> [To do]
Exactly reproduce all the records, keeping pictures out of the copy.

------ Provided data

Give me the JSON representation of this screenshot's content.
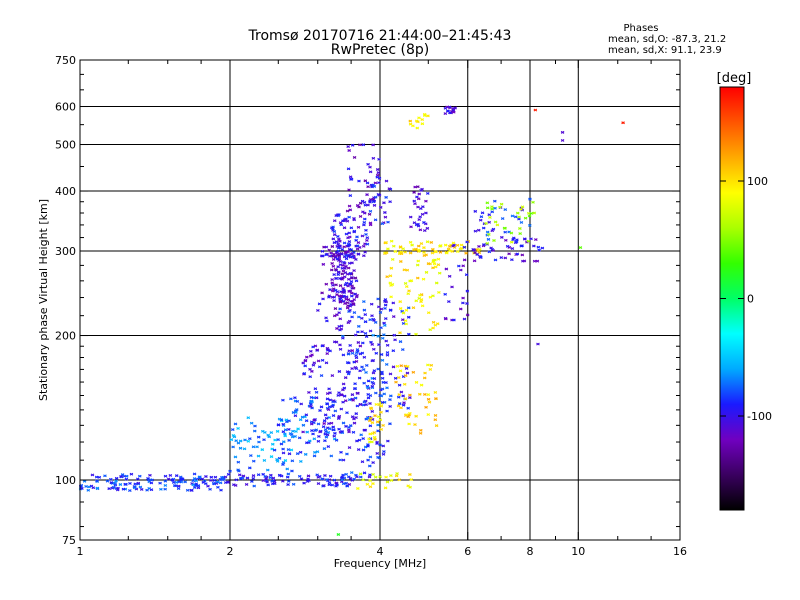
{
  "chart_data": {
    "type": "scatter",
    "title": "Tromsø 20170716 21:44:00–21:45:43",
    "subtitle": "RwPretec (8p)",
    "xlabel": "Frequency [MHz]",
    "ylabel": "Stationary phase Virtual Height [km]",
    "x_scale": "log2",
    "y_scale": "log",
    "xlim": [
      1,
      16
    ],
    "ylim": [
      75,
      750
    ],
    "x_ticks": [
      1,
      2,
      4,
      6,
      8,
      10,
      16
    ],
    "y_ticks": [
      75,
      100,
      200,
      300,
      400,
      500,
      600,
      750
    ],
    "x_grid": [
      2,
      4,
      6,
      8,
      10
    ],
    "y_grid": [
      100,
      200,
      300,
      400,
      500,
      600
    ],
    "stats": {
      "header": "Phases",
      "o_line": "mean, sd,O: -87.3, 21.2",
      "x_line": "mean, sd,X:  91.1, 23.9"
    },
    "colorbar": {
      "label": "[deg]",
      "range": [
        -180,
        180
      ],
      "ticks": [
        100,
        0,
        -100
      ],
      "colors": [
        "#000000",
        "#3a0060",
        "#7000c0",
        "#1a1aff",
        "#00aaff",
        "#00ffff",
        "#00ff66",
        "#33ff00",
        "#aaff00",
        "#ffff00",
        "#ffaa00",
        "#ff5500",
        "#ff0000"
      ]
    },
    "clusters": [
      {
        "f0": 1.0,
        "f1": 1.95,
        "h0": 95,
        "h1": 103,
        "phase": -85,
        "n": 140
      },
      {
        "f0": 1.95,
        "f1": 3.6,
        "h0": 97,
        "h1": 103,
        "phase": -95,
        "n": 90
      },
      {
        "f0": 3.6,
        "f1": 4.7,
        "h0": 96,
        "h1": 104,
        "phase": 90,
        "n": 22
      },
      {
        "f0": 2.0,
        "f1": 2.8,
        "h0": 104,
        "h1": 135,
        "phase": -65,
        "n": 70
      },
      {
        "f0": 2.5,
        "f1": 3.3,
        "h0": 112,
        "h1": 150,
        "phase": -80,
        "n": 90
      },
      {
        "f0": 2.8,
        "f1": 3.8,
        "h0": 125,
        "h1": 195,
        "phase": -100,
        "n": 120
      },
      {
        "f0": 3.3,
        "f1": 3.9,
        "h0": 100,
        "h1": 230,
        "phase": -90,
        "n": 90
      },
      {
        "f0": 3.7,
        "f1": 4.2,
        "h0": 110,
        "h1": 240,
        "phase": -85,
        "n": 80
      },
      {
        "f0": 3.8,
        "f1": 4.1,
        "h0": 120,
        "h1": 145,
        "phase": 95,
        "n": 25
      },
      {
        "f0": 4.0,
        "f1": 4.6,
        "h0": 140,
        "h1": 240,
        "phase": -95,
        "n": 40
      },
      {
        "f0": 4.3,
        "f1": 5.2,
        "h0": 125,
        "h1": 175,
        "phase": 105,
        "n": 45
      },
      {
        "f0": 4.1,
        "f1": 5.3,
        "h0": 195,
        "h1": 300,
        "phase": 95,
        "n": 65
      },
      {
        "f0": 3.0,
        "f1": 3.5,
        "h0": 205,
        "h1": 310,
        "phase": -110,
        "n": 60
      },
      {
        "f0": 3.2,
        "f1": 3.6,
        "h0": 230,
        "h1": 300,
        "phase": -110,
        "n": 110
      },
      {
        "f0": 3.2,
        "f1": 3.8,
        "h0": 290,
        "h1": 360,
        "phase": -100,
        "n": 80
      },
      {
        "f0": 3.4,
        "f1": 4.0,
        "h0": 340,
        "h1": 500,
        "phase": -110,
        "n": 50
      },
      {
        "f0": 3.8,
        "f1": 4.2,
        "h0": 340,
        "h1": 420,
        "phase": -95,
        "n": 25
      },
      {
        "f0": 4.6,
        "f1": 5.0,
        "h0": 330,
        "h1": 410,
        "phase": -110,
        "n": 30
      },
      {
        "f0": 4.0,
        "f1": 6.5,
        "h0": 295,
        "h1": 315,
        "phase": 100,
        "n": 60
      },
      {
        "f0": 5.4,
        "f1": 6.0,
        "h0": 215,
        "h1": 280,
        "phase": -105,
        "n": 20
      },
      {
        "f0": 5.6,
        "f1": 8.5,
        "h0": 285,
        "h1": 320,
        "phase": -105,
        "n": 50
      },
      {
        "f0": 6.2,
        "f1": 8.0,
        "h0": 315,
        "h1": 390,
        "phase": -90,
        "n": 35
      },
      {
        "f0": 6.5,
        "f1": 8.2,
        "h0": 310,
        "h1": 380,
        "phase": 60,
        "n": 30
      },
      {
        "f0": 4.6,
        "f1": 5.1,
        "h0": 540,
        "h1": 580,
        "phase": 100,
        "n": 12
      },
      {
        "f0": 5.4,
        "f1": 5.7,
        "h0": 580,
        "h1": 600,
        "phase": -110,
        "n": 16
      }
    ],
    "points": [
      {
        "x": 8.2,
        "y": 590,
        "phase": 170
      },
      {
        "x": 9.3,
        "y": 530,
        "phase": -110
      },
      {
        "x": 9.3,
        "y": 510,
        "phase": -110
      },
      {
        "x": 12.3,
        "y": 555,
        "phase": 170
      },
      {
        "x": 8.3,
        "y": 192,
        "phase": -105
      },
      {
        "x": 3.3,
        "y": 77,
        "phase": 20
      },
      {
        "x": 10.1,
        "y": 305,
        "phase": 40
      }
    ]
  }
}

------------

> [Solution to this task]
Give me the JSON representation of this screenshot's content.
{
  "chart_data": {
    "type": "scatter",
    "title": "Tromsø 20170716 21:44:00–21:45:43",
    "subtitle": "RwPretec (8p)",
    "xlabel": "Frequency [MHz]",
    "ylabel": "Stationary phase Virtual Height [km]",
    "x_scale": "log2",
    "y_scale": "log",
    "xlim": [
      1,
      16
    ],
    "ylim": [
      75,
      750
    ],
    "x_ticks": [
      1,
      2,
      4,
      6,
      8,
      10,
      16
    ],
    "y_ticks": [
      75,
      100,
      200,
      300,
      400,
      500,
      600,
      750
    ],
    "x_grid": [
      2,
      4,
      6,
      8,
      10
    ],
    "y_grid": [
      100,
      200,
      300,
      400,
      500,
      600
    ],
    "stats": {
      "header": "Phases",
      "o_line": "mean, sd,O: -87.3, 21.2",
      "x_line": "mean, sd,X:  91.1, 23.9"
    },
    "colorbar": {
      "label": "[deg]",
      "range": [
        -180,
        180
      ],
      "ticks": [
        100,
        0,
        -100
      ],
      "colors": [
        "#000000",
        "#3a0060",
        "#7000c0",
        "#1a1aff",
        "#00aaff",
        "#00ffff",
        "#00ff66",
        "#33ff00",
        "#aaff00",
        "#ffff00",
        "#ffaa00",
        "#ff5500",
        "#ff0000"
      ]
    },
    "clusters": [
      {
        "f0": 1.0,
        "f1": 1.95,
        "h0": 95,
        "h1": 103,
        "phase": -85,
        "n": 140
      },
      {
        "f0": 1.95,
        "f1": 3.6,
        "h0": 97,
        "h1": 103,
        "phase": -95,
        "n": 90
      },
      {
        "f0": 3.6,
        "f1": 4.7,
        "h0": 96,
        "h1": 104,
        "phase": 90,
        "n": 22
      },
      {
        "f0": 2.0,
        "f1": 2.8,
        "h0": 104,
        "h1": 135,
        "phase": -65,
        "n": 70
      },
      {
        "f0": 2.5,
        "f1": 3.3,
        "h0": 112,
        "h1": 150,
        "phase": -80,
        "n": 90
      },
      {
        "f0": 2.8,
        "f1": 3.8,
        "h0": 125,
        "h1": 195,
        "phase": -100,
        "n": 120
      },
      {
        "f0": 3.3,
        "f1": 3.9,
        "h0": 100,
        "h1": 230,
        "phase": -90,
        "n": 90
      },
      {
        "f0": 3.7,
        "f1": 4.2,
        "h0": 110,
        "h1": 240,
        "phase": -85,
        "n": 80
      },
      {
        "f0": 3.8,
        "f1": 4.1,
        "h0": 120,
        "h1": 145,
        "phase": 95,
        "n": 25
      },
      {
        "f0": 4.0,
        "f1": 4.6,
        "h0": 140,
        "h1": 240,
        "phase": -95,
        "n": 40
      },
      {
        "f0": 4.3,
        "f1": 5.2,
        "h0": 125,
        "h1": 175,
        "phase": 105,
        "n": 45
      },
      {
        "f0": 4.1,
        "f1": 5.3,
        "h0": 195,
        "h1": 300,
        "phase": 95,
        "n": 65
      },
      {
        "f0": 3.0,
        "f1": 3.5,
        "h0": 205,
        "h1": 310,
        "phase": -110,
        "n": 60
      },
      {
        "f0": 3.2,
        "f1": 3.6,
        "h0": 230,
        "h1": 300,
        "phase": -110,
        "n": 110
      },
      {
        "f0": 3.2,
        "f1": 3.8,
        "h0": 290,
        "h1": 360,
        "phase": -100,
        "n": 80
      },
      {
        "f0": 3.4,
        "f1": 4.0,
        "h0": 340,
        "h1": 500,
        "phase": -110,
        "n": 50
      },
      {
        "f0": 3.8,
        "f1": 4.2,
        "h0": 340,
        "h1": 420,
        "phase": -95,
        "n": 25
      },
      {
        "f0": 4.6,
        "f1": 5.0,
        "h0": 330,
        "h1": 410,
        "phase": -110,
        "n": 30
      },
      {
        "f0": 4.0,
        "f1": 6.5,
        "h0": 295,
        "h1": 315,
        "phase": 100,
        "n": 60
      },
      {
        "f0": 5.4,
        "f1": 6.0,
        "h0": 215,
        "h1": 280,
        "phase": -105,
        "n": 20
      },
      {
        "f0": 5.6,
        "f1": 8.5,
        "h0": 285,
        "h1": 320,
        "phase": -105,
        "n": 50
      },
      {
        "f0": 6.2,
        "f1": 8.0,
        "h0": 315,
        "h1": 390,
        "phase": -90,
        "n": 35
      },
      {
        "f0": 6.5,
        "f1": 8.2,
        "h0": 310,
        "h1": 380,
        "phase": 60,
        "n": 30
      },
      {
        "f0": 4.6,
        "f1": 5.1,
        "h0": 540,
        "h1": 580,
        "phase": 100,
        "n": 12
      },
      {
        "f0": 5.4,
        "f1": 5.7,
        "h0": 580,
        "h1": 600,
        "phase": -110,
        "n": 16
      }
    ],
    "points": [
      {
        "x": 8.2,
        "y": 590,
        "phase": 170
      },
      {
        "x": 9.3,
        "y": 530,
        "phase": -110
      },
      {
        "x": 9.3,
        "y": 510,
        "phase": -110
      },
      {
        "x": 12.3,
        "y": 555,
        "phase": 170
      },
      {
        "x": 8.3,
        "y": 192,
        "phase": -105
      },
      {
        "x": 3.3,
        "y": 77,
        "phase": 20
      },
      {
        "x": 10.1,
        "y": 305,
        "phase": 40
      }
    ]
  }
}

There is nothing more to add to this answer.